SET PROBLEM:
Locate each line containing the string "contact" and copy it out.

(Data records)
──────────────────────────────
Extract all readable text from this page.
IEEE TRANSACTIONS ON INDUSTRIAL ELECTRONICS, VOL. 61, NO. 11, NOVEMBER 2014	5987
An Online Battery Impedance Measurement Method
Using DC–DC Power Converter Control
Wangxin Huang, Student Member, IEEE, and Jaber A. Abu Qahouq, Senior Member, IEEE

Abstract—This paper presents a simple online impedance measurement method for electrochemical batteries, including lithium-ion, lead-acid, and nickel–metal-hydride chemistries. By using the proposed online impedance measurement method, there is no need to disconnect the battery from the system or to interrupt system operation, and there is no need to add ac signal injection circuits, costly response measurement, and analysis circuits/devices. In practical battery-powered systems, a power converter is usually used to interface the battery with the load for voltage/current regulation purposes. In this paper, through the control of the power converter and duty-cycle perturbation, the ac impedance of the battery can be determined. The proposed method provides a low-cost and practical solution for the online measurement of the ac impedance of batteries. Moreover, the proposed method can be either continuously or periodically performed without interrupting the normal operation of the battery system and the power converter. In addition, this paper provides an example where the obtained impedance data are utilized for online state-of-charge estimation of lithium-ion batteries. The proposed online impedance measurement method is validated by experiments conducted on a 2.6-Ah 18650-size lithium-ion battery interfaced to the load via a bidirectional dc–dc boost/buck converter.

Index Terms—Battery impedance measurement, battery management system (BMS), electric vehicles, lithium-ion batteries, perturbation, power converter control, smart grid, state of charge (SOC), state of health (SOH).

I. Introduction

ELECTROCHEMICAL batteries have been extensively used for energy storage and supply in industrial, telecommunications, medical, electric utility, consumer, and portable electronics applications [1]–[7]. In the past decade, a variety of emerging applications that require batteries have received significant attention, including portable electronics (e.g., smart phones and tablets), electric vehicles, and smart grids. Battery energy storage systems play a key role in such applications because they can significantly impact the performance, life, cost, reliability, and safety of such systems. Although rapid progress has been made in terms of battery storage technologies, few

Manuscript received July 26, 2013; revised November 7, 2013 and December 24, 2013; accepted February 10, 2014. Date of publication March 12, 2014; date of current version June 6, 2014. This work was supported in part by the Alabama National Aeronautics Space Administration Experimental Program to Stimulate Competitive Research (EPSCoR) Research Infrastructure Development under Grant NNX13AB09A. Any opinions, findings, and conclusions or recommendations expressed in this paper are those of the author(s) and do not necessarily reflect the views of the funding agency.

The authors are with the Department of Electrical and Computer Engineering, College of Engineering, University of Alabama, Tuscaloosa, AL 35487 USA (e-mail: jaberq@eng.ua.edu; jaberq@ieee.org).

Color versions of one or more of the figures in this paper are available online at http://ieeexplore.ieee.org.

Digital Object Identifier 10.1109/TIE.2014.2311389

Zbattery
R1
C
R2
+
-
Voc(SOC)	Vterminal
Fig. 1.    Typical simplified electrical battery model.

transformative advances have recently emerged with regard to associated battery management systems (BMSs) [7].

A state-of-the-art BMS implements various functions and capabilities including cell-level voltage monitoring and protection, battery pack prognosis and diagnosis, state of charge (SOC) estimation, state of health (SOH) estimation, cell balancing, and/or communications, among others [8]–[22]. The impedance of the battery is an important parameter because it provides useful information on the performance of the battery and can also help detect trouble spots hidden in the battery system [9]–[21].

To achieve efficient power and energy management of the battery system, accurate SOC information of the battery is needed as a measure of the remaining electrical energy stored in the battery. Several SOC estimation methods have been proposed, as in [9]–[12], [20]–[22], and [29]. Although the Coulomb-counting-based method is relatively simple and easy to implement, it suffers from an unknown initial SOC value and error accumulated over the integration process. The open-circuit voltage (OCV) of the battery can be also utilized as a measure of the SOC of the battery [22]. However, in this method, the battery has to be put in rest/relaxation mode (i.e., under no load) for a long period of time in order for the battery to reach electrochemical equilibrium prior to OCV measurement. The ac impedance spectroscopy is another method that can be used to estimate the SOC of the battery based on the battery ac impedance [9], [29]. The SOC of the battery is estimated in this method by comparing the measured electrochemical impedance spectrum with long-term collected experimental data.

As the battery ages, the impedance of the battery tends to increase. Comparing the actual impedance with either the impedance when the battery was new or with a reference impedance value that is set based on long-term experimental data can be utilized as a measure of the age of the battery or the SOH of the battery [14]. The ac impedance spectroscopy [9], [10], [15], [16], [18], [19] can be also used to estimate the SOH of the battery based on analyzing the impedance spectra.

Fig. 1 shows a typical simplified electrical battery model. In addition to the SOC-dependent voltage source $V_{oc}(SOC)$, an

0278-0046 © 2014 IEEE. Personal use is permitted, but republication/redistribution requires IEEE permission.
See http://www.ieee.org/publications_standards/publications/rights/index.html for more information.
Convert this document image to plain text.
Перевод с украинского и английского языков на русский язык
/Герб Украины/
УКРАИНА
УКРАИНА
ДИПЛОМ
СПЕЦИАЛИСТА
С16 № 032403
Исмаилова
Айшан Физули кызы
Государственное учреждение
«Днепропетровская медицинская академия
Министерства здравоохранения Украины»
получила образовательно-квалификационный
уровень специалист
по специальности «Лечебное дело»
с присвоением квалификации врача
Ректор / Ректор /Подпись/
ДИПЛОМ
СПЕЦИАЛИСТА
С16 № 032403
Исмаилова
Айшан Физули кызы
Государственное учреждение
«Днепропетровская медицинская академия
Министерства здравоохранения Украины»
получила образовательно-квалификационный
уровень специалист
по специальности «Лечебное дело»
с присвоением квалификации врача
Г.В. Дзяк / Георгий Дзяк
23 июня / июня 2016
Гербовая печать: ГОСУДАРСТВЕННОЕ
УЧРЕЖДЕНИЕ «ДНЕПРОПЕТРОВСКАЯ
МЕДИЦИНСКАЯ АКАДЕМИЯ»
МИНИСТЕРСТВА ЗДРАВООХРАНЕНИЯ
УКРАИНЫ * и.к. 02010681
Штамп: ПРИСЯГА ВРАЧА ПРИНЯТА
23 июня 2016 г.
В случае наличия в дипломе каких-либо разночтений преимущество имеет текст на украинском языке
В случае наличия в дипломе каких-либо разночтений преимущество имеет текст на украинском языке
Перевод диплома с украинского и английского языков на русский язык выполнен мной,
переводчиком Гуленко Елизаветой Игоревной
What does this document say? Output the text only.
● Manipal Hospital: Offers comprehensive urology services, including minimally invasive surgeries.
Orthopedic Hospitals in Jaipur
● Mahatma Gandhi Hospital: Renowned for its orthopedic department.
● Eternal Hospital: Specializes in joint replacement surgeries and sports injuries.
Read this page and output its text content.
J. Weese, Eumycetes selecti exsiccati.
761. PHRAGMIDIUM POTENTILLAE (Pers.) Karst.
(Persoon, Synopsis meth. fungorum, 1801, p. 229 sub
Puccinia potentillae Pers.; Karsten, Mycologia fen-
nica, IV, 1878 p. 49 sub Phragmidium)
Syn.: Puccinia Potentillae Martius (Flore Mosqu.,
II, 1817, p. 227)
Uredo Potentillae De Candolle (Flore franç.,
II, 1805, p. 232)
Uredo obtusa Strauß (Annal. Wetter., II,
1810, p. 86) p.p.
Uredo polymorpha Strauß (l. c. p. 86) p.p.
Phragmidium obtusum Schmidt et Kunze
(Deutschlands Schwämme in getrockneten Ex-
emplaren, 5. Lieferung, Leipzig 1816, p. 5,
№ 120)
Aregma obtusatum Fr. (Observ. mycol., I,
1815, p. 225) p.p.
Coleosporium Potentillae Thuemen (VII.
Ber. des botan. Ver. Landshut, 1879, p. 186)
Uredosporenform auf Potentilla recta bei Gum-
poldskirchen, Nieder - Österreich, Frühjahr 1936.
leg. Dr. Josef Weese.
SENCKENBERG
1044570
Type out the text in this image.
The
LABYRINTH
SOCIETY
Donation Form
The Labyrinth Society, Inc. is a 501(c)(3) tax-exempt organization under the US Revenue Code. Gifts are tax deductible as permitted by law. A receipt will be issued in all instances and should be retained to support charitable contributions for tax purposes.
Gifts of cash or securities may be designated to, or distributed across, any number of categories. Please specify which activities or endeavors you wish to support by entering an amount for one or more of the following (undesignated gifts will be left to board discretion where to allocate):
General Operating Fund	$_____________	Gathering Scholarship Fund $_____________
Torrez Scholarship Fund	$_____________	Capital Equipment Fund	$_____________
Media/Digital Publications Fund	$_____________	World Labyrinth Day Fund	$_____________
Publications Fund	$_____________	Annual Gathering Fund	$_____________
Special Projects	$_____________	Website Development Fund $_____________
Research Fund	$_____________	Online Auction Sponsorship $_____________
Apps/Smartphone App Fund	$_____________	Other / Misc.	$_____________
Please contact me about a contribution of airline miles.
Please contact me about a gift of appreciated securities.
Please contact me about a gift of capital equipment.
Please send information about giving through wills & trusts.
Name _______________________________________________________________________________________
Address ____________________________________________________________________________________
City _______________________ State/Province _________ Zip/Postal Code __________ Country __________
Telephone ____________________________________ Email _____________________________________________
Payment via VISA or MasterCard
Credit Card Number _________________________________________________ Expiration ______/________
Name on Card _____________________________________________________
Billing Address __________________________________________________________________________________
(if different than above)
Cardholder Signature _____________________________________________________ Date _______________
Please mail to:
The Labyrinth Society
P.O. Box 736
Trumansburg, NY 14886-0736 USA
──────────────────────────────
EXPECTED ANSWER:
Please contact me about a contribution of airline miles.
Please contact me about a gift of appreciated securities.
Please contact me about a gift of capital equipment.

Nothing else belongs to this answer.